=== CONSEGNA DELL'ESERCIZIO ===
Riproduci tali e quali le righe delle voci, dalla prima fino a quella che contiene "histogram-bar [1388,442,1469,650]", inclusa.

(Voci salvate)
◇ ◇ ◇ ◇ ◇ ◇ ◇

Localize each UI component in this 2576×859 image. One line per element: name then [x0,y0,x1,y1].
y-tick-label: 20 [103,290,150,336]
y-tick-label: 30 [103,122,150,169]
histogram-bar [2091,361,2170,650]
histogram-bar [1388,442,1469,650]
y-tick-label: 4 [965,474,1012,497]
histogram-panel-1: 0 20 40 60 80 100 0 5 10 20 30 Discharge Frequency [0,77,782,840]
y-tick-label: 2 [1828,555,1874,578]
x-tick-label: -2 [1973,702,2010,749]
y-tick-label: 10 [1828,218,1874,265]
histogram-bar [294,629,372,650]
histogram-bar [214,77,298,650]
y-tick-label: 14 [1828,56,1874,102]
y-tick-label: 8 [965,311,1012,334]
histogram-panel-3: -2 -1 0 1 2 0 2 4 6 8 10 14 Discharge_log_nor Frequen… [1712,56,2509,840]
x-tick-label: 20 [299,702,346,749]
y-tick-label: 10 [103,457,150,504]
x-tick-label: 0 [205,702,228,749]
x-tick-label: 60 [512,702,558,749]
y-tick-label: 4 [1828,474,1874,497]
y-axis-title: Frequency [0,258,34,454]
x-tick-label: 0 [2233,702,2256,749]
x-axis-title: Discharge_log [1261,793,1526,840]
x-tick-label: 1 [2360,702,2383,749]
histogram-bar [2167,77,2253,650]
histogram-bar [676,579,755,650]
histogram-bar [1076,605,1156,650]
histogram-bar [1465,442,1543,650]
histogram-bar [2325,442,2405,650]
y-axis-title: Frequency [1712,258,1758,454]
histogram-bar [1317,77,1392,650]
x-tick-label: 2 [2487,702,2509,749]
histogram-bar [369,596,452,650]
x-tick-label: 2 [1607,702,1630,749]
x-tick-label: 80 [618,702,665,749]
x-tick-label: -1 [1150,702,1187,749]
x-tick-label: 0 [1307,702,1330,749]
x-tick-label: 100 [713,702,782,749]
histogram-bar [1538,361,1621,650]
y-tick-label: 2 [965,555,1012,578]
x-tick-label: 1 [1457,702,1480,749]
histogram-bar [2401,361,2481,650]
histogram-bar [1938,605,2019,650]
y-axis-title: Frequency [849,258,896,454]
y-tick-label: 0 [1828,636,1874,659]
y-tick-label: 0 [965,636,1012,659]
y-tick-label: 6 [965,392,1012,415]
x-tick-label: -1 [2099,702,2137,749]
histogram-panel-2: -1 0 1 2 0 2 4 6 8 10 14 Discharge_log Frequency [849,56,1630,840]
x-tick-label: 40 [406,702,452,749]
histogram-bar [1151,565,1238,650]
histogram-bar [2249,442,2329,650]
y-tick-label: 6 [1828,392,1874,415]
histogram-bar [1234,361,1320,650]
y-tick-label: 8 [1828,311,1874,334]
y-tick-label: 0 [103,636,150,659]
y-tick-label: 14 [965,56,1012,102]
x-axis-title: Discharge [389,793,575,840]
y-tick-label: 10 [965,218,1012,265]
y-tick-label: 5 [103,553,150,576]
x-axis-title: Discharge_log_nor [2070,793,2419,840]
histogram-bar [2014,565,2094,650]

◇ ◇ ◇ ◇ ◇ ◇ ◇

=== RISPOSTA ALL'ESERCIZIO ===
Localize each UI component in this 2576×859 image. One line per element: name then [x0,y0,x1,y1].
y-tick-label: 20 [103,290,150,336]
y-tick-label: 30 [103,122,150,169]
histogram-bar [2091,361,2170,650]
histogram-bar [1388,442,1469,650]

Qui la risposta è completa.